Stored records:
########################################
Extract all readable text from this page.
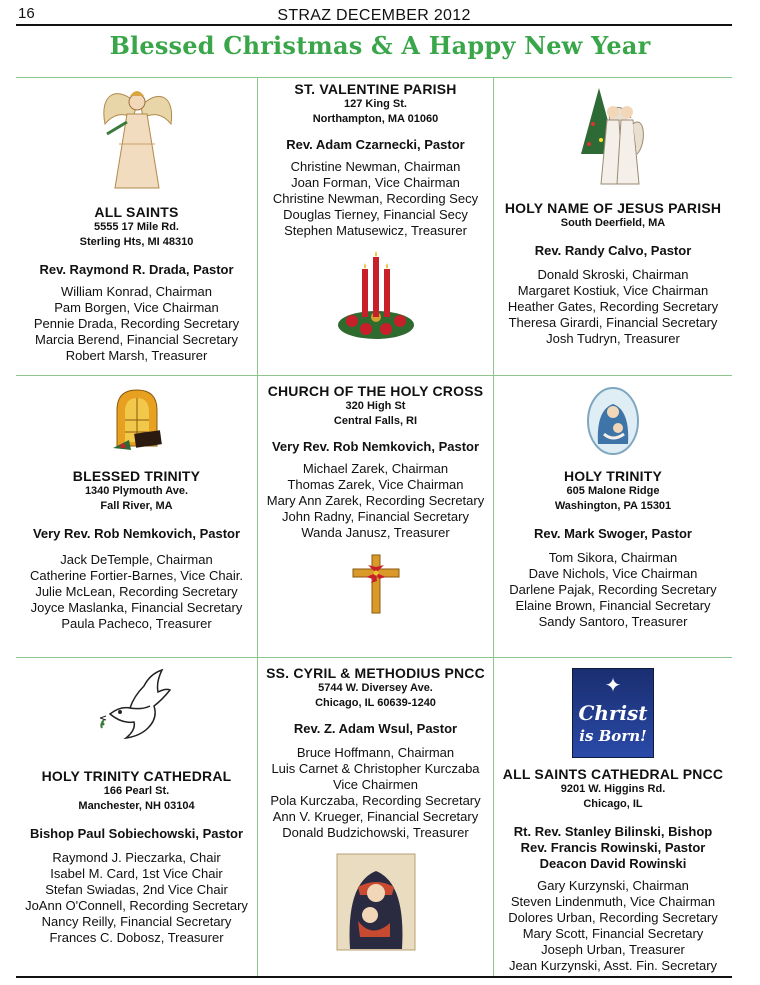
16	STRAZ DECEMBER 2012
Blessed Christmas & A Happy New Year
ALL SAINTS
5555 17 Mile Rd.
Sterling Hts, MI 48310
Rev. Raymond R. Drada, Pastor
William Konrad, Chairman
Pam Borgen, Vice Chairman
Pennie Drada, Recording Secretary
Marcia Berend, Financial Secretary
Robert Marsh, Treasurer
ST. VALENTINE PARISH
127 King St.
Northampton, MA 01060
Rev. Adam Czarnecki, Pastor
Christine Newman, Chairman
Joan Forman, Vice Chairman
Christine Newman, Recording Secy
Douglas Tierney, Financial Secy
Stephen Matusewicz, Treasurer
HOLY NAME OF JESUS PARISH
South Deerfield, MA
Rev. Randy Calvo, Pastor
Donald Skroski, Chairman
Margaret Kostiuk, Vice Chairman
Heather Gates, Recording Secretary
Theresa Girardi, Financial Secretary
Josh Tudryn, Treasurer
BLESSED TRINITY
1340 Plymouth Ave.
Fall River, MA
Very Rev. Rob Nemkovich, Pastor
Jack DeTemple, Chairman
Catherine Fortier-Barnes, Vice Chair.
Julie McLean, Recording Secretary
Joyce Maslanka, Financial Secretary
Paula Pacheco, Treasurer
CHURCH OF THE HOLY CROSS
320 High St
Central Falls, RI
Very Rev. Rob Nemkovich, Pastor
Michael Zarek, Chairman
Thomas Zarek, Vice Chairman
Mary Ann Zarek, Recording Secretary
John Radny, Financial Secretary
Wanda Janusz, Treasurer
HOLY TRINITY
605 Malone Ridge
Washington, PA 15301
Rev. Mark Swoger, Pastor
Tom Sikora, Chairman
Dave Nichols, Vice Chairman
Darlene Pajak, Recording Secretary
Elaine Brown, Financial Secretary
Sandy Santoro, Treasurer
HOLY TRINITY CATHEDRAL
166 Pearl St.
Manchester, NH 03104
Bishop Paul Sobiechowski, Pastor
Raymond J. Pieczarka, Chair
Isabel M. Card, 1st Vice Chair
Stefan Swiadas, 2nd Vice Chair
JoAnn O'Connell, Recording Secretary
Nancy Reilly, Financial Secretary
Frances C. Dobosz, Treasurer
SS. CYRIL & METHODIUS PNCC
5744 W. Diversey Ave.
Chicago, IL 60639-1240
Rev. Z. Adam Wsul, Pastor
Bruce Hoffmann, Chairman
Luis Carnet & Christopher Kurczaba
Vice Chairmen
Pola Kurczaba, Recording Secretary
Ann V. Krueger, Financial Secretary
Donald Budzichowski, Treasurer
✦
Christ
is Born!
ALL SAINTS CATHEDRAL PNCC
9201 W. Higgins Rd.
Chicago, IL
Rt. Rev. Stanley Bilinski, Bishop
Rev. Francis Rowinski, Pastor
Deacon David Rowinski
Gary Kurzynski, Chairman
Steven Lindenmuth, Vice Chairman
Dolores Urban, Recording Secretary
Mary Scott, Financial Secretary
Joseph Urban, Treasurer
Jean Kurzynski, Asst. Fin. Secretary
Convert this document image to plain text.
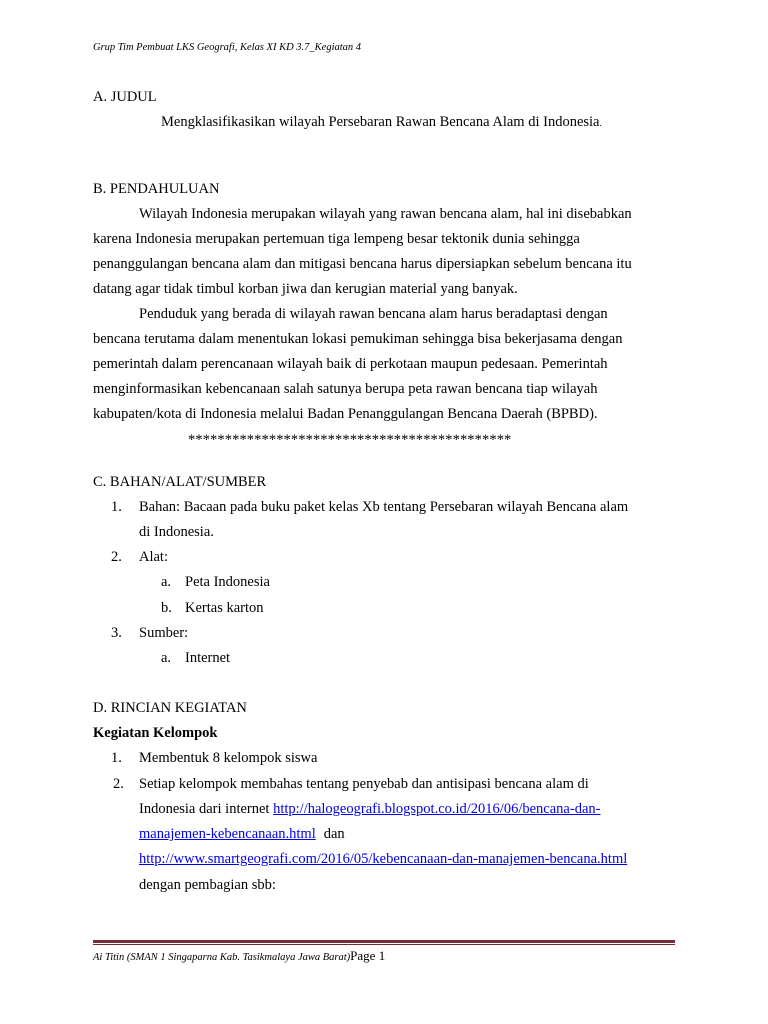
Grup Tim Pembuat LKS Geografi, Kelas XI KD 3.7_Kegiatan 4
A. JUDUL
Mengklasifikasikan wilayah Persebaran Rawan Bencana Alam di Indonesia.
B. PENDAHULUAN
Wilayah Indonesia merupakan wilayah yang rawan bencana alam, hal ini disebabkan
karena Indonesia merupakan pertemuan tiga lempeng besar tektonik dunia sehingga
penanggulangan bencana alam dan mitigasi bencana harus dipersiapkan sebelum bencana itu
datang agar tidak timbul korban jiwa dan kerugian material yang banyak.
Penduduk yang berada di wilayah rawan bencana alam harus beradaptasi dengan
bencana terutama dalam menentukan lokasi pemukiman sehingga bisa bekerjasama dengan
pemerintah dalam perencanaan wilayah baik di perkotaan maupun pedesaan. Pemerintah
menginformasikan kebencanaan salah satunya berupa peta rawan bencana tiap wilayah
kabupaten/kota di Indonesia melalui Badan Penanggulangan Bencana Daerah (BPBD).
********************************************
C. BAHAN/ALAT/SUMBER
1. Bahan: Bacaan pada buku paket kelas Xb tentang Persebaran wilayah Bencana alam
di Indonesia.
2. Alat:
a. Peta Indonesia
b. Kertas karton
3. Sumber:
a. Internet
D. RINCIAN KEGIATAN
Kegiatan Kelompok
1. Membentuk 8 kelompok siswa
2. Setiap kelompok membahas tentang penyebab dan antisipasi bencana alam di
Indonesia dari internet http://halogeografi.blogspot.co.id/2016/06/bencana-dan-
manajemen-kebencanaan.html dan
http://www.smartgeografi.com/2016/05/kebencanaan-dan-manajemen-bencana.html
dengan pembagian sbb:
Ai Titin (SMAN 1 Singaparna Kab. Tasikmalaya Jawa Barat)Page 1
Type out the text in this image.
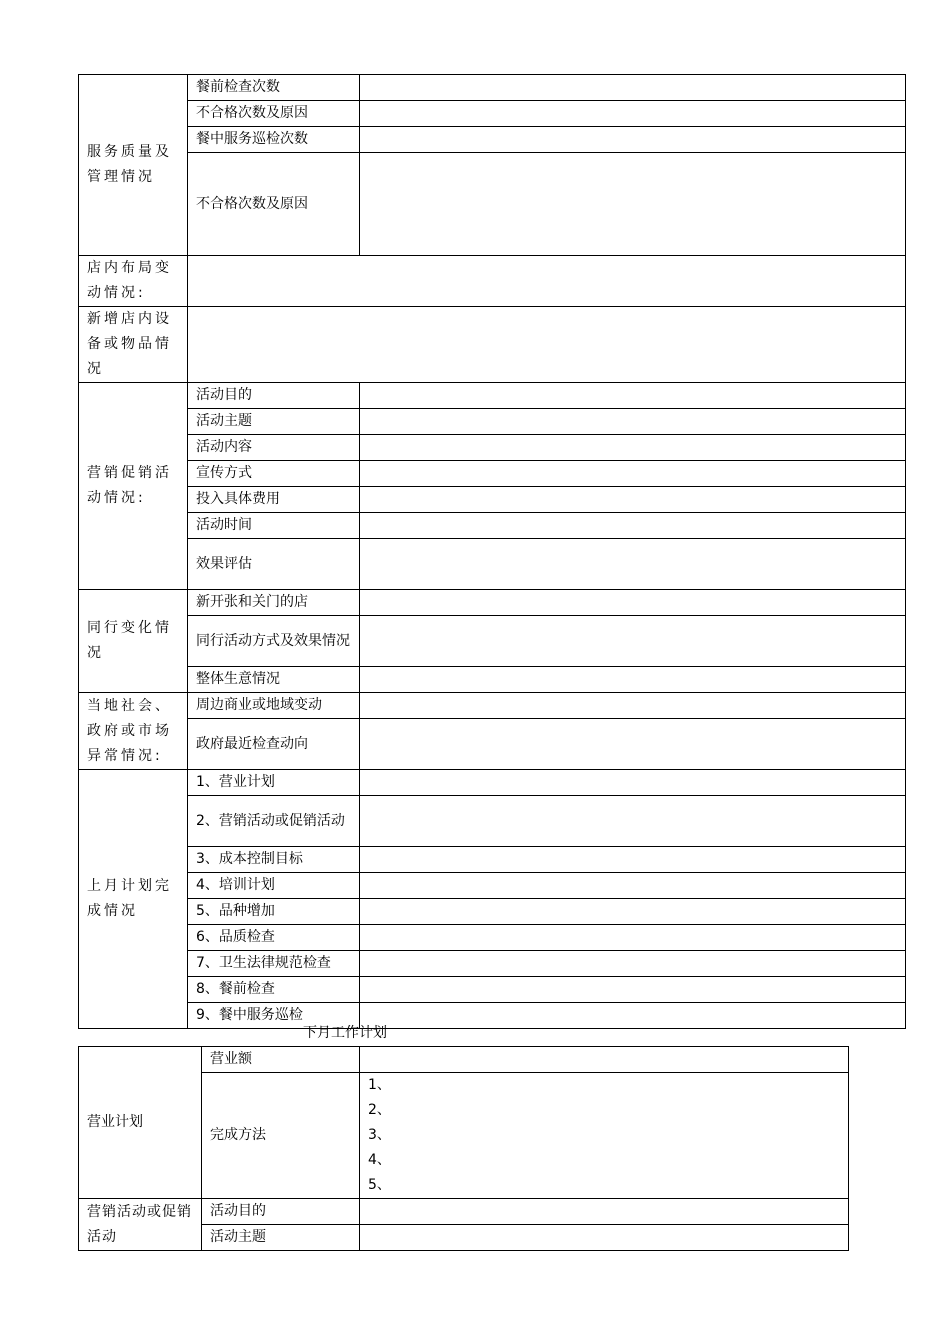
服务质量及管理情况	餐前检查次数	
	不合格次数及原因	
	餐中服务巡检次数	
	不合格次数及原因	
店内布局变动情况:		
新增店内设备或物品情况		
营销促销活动情况:	活动目的	
	活动主题	
	活动内容	
	宣传方式	
	投入具体费用	
	活动时间	
	效果评估	
同行变化情况	新开张和关门的店	
	同行活动方式及效果情况	
	整体生意情况	
当地社会、政府或市场异常情况:	周边商业或地域变动	
	政府最近检查动向	
上月计划完成情况	1、营业计划	
	2、营销活动或促销活动	
	3、成本控制目标	
	4、培训计划	
	5、品种增加	
	6、品质检查	
	7、卫生法律规范检查	
	8、餐前检查	
	9、餐中服务巡检	
下月工作计划
营业计划	营业额	
	完成方法	1、
2、
3、
4、
5、

营销活动或促销活动	活动目的	
	活动主题	
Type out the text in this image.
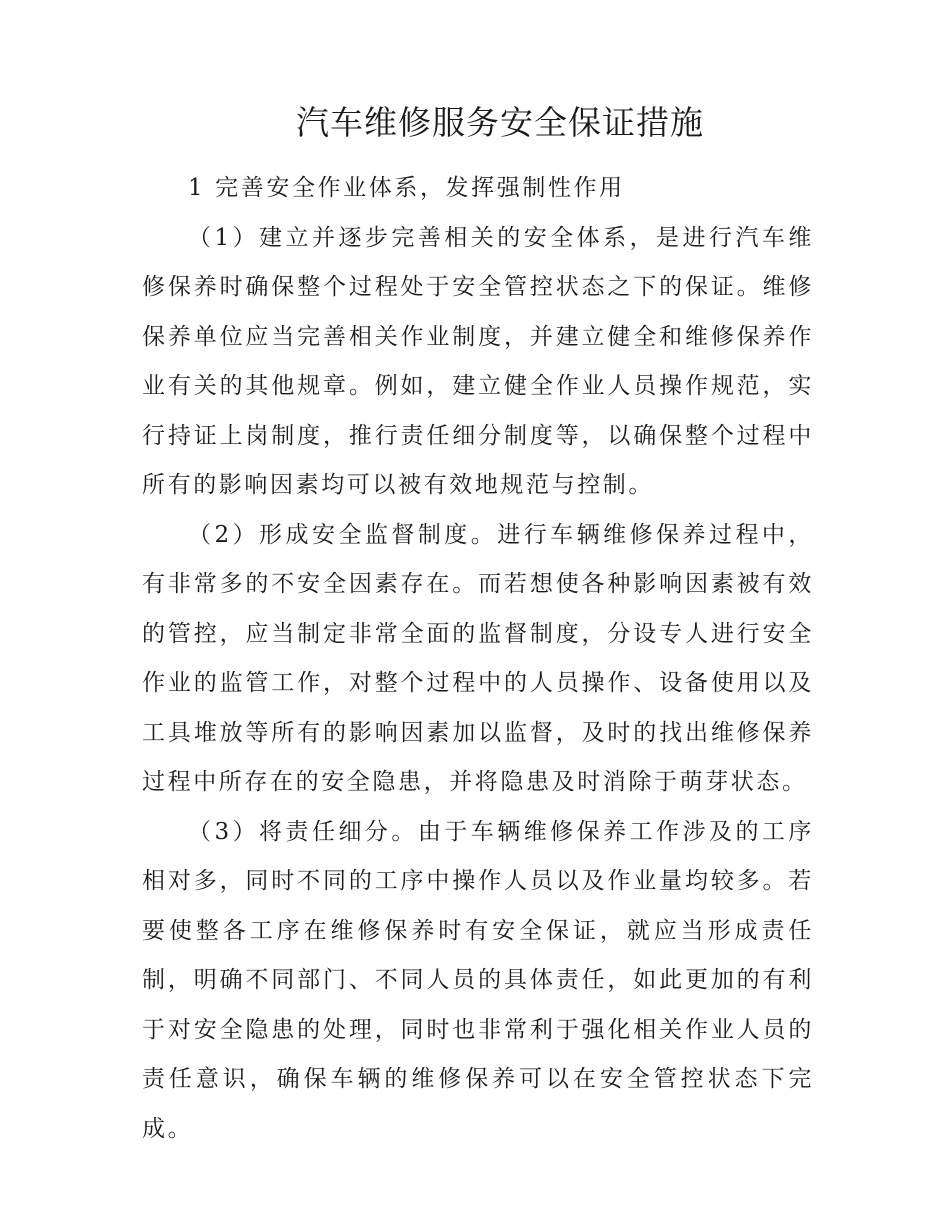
汽车维修服务安全保证措施

1 完善安全作业体系，发挥强制性作用

（1）建立并逐步完善相关的安全体系，是进行汽车维修保养时确保整个过程处于安全管控状态之下的保证。维修保养单位应当完善相关作业制度，并建立健全和维修保养作业有关的其他规章。例如，建立健全作业人员操作规范，实行持证上岗制度，推行责任细分制度等，以确保整个过程中所有的影响因素均可以被有效地规范与控制。

（2）形成安全监督制度。进行车辆维修保养过程中，有非常多的不安全因素存在。而若想使各种影响因素被有效的管控，应当制定非常全面的监督制度，分设专人进行安全作业的监管工作，对整个过程中的人员操作、设备使用以及工具堆放等所有的影响因素加以监督，及时的找出维修保养过程中所存在的安全隐患，并将隐患及时消除于萌芽状态。

（3）将责任细分。由于车辆维修保养工作涉及的工序相对多，同时不同的工序中操作人员以及作业量均较多。若要使整各工序在维修保养时有安全保证，就应当形成责任制，明确不同部门、不同人员的具体责任，如此更加的有利于对安全隐患的处理，同时也非常利于强化相关作业人员的责任意识，确保车辆的维修保养可以在安全管控状态下完成。
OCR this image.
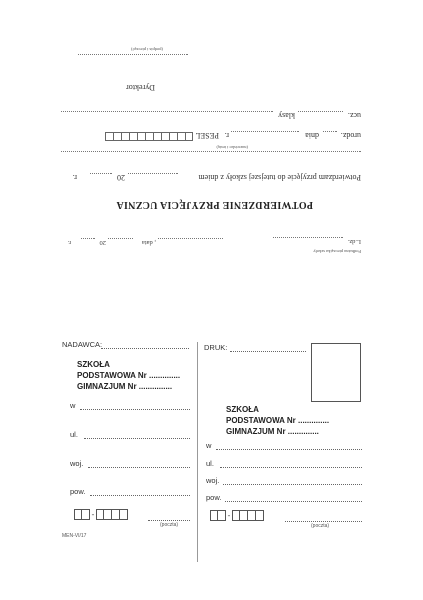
Podłużna pieczątka szkoły
L.dz.
, data
20
r.
POTWIERDZENIE PRZYJĘCIA UCZNIA
Potwierdzam przyjęcie do tutejszej szkoły z dniem
20
r.
(nazwisko i imię)
urodz.
dnia
r.
PESEL
ucz.
klasy
Dyrektor
(podpis i pieczęć)
NADAWCA:
SZKOŁA
PODSTAWOWA Nr ..............
GIMNAZJUM Nr ...............
w
ul.
woj.
pow.
-
(poczta)
MEN-VI/17
DRUK:
SZKOŁA
PODSTAWOWA Nr ..............
GIMNAZJUM Nr ..............
w
ul.
woj.
pow.
-
(poczta)
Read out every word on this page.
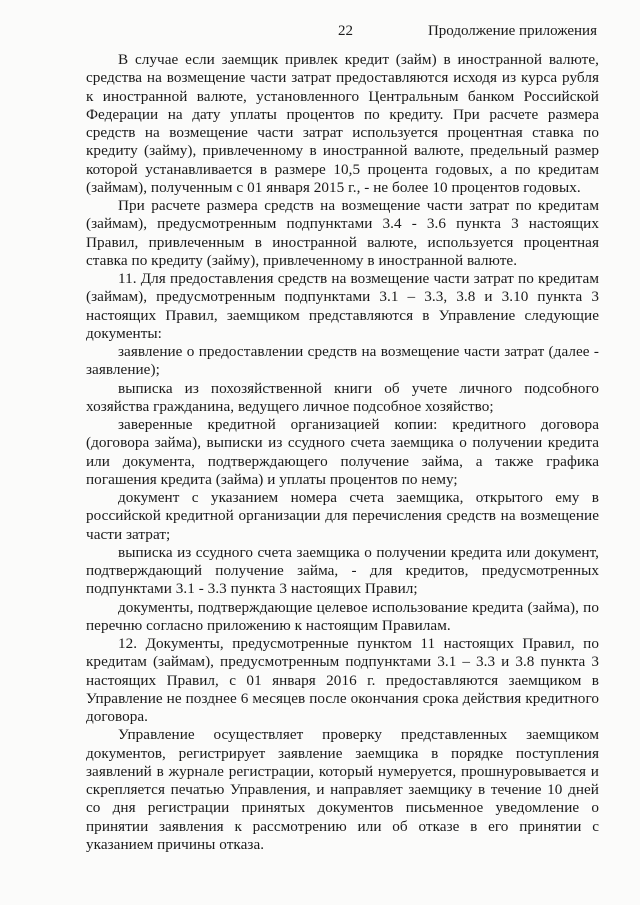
22	Продолжение приложения

В случае если заемщик привлек кредит (займ) в иностранной валюте, средства на возмещение части затрат предоставляются исходя из курса рубля к иностранной валюте, установленного Центральным банком Российской Федерации на дату уплаты процентов по кредиту. При расчете размера средств на возмещение части затрат используется процентная ставка по кредиту (займу), привлеченному в иностранной валюте, предельный размер которой устанавливается в размере 10,5 процента годовых, а по кредитам (займам), полученным с 01 января 2015 г., - не более 10 процентов годовых.

При расчете размера средств на возмещение части затрат по кредитам (займам), предусмотренным подпунктами 3.4 - 3.6 пункта 3 настоящих Правил, привлеченным в иностранной валюте, используется процентная ставка по кредиту (займу), привлеченному в иностранной валюте.

11. Для предоставления средств на возмещение части затрат по кредитам (займам), предусмотренным подпунктами 3.1 – 3.3, 3.8 и 3.10 пункта 3 настоящих Правил, заемщиком представляются в Управление следующие документы:

заявление о предоставлении средств на возмещение части затрат (далее - заявление);

выписка из похозяйственной книги об учете личного подсобного хозяйства гражданина, ведущего личное подсобное хозяйство;

заверенные кредитной организацией копии: кредитного договора (договора займа), выписки из ссудного счета заемщика о получении кредита или документа, подтверждающего получение займа, а также графика погашения кредита (займа) и уплаты процентов по нему;

документ с указанием номера счета заемщика, открытого ему в российской кредитной организации для перечисления средств на возмещение части затрат;

выписка из ссудного счета заемщика о получении кредита или документ, подтверждающий получение займа, - для кредитов, предусмотренных подпунктами 3.1 - 3.3 пункта 3 настоящих Правил;

документы, подтверждающие целевое использование кредита (займа), по перечню согласно приложению к настоящим Правилам.

12. Документы, предусмотренные пунктом 11 настоящих Правил, по кредитам (займам), предусмотренным подпунктами 3.1 – 3.3 и 3.8 пункта 3 настоящих Правил, с 01 января 2016 г. предоставляются заемщиком в Управление не позднее 6 месяцев после окончания срока действия кредитного договора.

Управление осуществляет проверку представленных заемщиком документов, регистрирует заявление заемщика в порядке поступления заявлений в журнале регистрации, который нумеруется, прошнуровывается и скрепляется печатью Управления, и направляет заемщику в течение 10 дней со дня регистрации принятых документов письменное уведомление о принятии заявления к рассмотрению или об отказе в его принятии с указанием причины отказа.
########################################
EXERCISE TASK ::
Pull out every line in the material above where "Zarek" occurs.

WORKED SOLUTION ::
Michael Zarek, Chairman
Thomas Zarek, Vice Chairman
Mary Ann Zarek, Recording Secretary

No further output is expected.